Thomas Traherne is an Easter writer, full of the joys of spring, and of the endlessly searchable Universe. He uses the word ‘world’ to mean the Universe in this passage. What we have learned of the measures of the world since his time only reinforces the wisdom of his reflection. Let us enjoy creation and notice our felicity – our happiness in that enjoyment – and be grateful.

The world is round, and endlessly unsearchable every way.

What astronomer, what mathematician, what philosopher did ever comprehend the measures of the world? The very Earth alone being round and globous, is illimited. It hath neither walls nor precipices, nor bounds, nor borders. A man may lose himself in the midst of nations and kingdoms. And yet it is but a centre compared to the universe. The distance of the sun, the altitude of the stars, the wideness of the heavens on every side passeth the reach of sight, and search of the understanding. And whether it be infinite or no, we cannot tell.

The Eternity of God is so apparent in it, that the wisest of philosophers thought the world eternal. We come into it, leave it, as if it had neither beginning nor ending. Concerning its beauty I need say nothing. No man can turn unto it, but must be ravished with its appearance. Only thus much, since these things are so beautiful, how much more beautiful is the author of them? But the beauty of God is invisible, it is all Wisdom, Goodness, Life and Love, Power, Glory, Blessedness &c. How therefore shall these be expressed in a material world? His wisdom is expressed in manifesting His infinity in such a commodious manner. He hath made a penetrable body in which we may stand, to wit the air, and see the Heavens and the regions of the Earth, at wonderful distances. His goodness is manifest in making that beauty so delightful, and its varieties so profitable. The air to breathe in, the sea for moisture, the earth for fertility, the heavens for influences, the Sun for productions, the stars and trees wherewith it is adorned for innumerable uses. Again His goodness is seen, in the end to which He guideth all this profitableness, in making it serviceable to supply our wants, and delight our senses: to enflame us with His love, and make us amiable before Him, and delighters in His blessedness.

God … hath drowned our understanding in a multitude of wonders: transported us with delights and enriched us with innumerable diversities of joys and pleasures. The very greatness of our felicity convinceth us that there is a God.

--- --- ---

**What the task requires**.
Answer these questions about the Traherne passage, one line each:
1. Which word does Traherne use to mean the Universe?
2. What is the penetrable body in which we may stand?
3. What does the greatness of our felicity convince us of?

**Supplied data**.
--- --- ---

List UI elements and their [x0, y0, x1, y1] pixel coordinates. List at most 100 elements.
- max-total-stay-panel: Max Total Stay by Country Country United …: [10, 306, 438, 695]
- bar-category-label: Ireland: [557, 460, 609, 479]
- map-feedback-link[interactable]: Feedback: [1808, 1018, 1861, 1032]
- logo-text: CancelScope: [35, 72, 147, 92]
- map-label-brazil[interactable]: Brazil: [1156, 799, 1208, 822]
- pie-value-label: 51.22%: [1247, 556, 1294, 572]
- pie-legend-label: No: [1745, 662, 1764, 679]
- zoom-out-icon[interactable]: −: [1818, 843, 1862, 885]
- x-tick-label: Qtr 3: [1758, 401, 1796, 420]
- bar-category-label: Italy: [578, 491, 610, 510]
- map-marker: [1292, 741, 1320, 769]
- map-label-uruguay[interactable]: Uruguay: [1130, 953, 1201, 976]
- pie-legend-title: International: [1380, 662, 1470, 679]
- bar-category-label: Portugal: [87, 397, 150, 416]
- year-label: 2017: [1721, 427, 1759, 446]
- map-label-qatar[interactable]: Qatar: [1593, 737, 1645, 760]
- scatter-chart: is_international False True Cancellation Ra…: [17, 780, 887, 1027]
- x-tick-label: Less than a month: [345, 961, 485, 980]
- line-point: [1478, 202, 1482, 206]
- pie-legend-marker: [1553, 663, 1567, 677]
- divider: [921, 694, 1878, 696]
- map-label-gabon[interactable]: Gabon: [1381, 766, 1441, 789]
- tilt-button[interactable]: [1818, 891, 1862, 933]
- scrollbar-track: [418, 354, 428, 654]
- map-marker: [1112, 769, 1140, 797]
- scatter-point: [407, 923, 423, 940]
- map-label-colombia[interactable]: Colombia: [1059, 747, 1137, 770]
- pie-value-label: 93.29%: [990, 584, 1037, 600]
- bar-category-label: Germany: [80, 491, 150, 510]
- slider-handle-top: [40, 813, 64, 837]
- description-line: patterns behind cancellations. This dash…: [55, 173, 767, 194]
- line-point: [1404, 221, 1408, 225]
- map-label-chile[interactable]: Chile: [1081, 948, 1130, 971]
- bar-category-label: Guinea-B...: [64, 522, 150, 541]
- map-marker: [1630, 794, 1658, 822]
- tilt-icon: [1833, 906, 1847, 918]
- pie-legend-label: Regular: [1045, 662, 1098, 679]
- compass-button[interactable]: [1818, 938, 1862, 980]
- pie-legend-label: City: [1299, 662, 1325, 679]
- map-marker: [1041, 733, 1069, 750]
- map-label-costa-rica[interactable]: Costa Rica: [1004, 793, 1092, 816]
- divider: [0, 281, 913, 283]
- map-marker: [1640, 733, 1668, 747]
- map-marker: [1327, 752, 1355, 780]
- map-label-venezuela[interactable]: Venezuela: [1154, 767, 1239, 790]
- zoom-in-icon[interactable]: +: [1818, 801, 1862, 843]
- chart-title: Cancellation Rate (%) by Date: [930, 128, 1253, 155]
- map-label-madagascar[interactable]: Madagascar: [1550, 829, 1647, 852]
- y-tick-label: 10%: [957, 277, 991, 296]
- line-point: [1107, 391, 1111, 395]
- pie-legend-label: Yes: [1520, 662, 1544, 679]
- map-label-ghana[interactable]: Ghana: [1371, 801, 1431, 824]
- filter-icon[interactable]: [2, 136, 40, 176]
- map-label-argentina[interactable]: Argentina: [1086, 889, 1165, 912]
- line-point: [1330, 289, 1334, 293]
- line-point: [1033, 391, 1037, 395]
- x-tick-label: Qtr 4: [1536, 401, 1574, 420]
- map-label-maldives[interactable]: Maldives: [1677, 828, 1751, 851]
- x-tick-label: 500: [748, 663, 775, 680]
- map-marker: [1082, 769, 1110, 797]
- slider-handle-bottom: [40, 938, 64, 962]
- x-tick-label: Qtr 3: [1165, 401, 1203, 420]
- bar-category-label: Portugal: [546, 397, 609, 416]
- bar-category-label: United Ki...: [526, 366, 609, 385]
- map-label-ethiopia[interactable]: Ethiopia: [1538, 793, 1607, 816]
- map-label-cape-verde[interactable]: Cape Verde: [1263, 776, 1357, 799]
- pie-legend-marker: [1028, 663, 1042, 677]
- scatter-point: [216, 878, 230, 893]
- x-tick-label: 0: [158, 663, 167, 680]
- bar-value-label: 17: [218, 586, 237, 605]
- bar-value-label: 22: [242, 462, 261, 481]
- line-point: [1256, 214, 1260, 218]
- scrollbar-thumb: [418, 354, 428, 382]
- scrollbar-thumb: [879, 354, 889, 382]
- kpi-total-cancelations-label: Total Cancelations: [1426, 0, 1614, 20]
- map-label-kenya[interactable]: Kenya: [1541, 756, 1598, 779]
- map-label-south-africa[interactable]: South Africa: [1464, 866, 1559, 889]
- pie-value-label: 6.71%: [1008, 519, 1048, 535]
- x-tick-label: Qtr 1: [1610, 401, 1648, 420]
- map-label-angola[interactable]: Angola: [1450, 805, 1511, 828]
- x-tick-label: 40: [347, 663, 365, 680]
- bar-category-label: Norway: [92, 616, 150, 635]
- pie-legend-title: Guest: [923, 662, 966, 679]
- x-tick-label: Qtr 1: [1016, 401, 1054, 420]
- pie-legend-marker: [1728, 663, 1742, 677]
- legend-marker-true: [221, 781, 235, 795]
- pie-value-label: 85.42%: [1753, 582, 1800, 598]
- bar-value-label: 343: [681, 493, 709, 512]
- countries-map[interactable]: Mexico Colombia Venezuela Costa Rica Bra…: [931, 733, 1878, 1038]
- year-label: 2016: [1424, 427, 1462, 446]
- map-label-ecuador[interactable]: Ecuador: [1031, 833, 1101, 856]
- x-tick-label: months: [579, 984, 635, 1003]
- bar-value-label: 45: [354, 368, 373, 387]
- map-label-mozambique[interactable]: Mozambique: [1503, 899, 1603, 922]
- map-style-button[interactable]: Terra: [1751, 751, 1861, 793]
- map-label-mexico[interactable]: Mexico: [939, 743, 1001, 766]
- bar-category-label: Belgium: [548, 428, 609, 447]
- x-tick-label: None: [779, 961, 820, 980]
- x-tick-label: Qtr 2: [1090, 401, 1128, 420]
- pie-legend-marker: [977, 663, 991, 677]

--- --- ---

**Right answer**.
1. 'world'
2. The air
3. That there is a God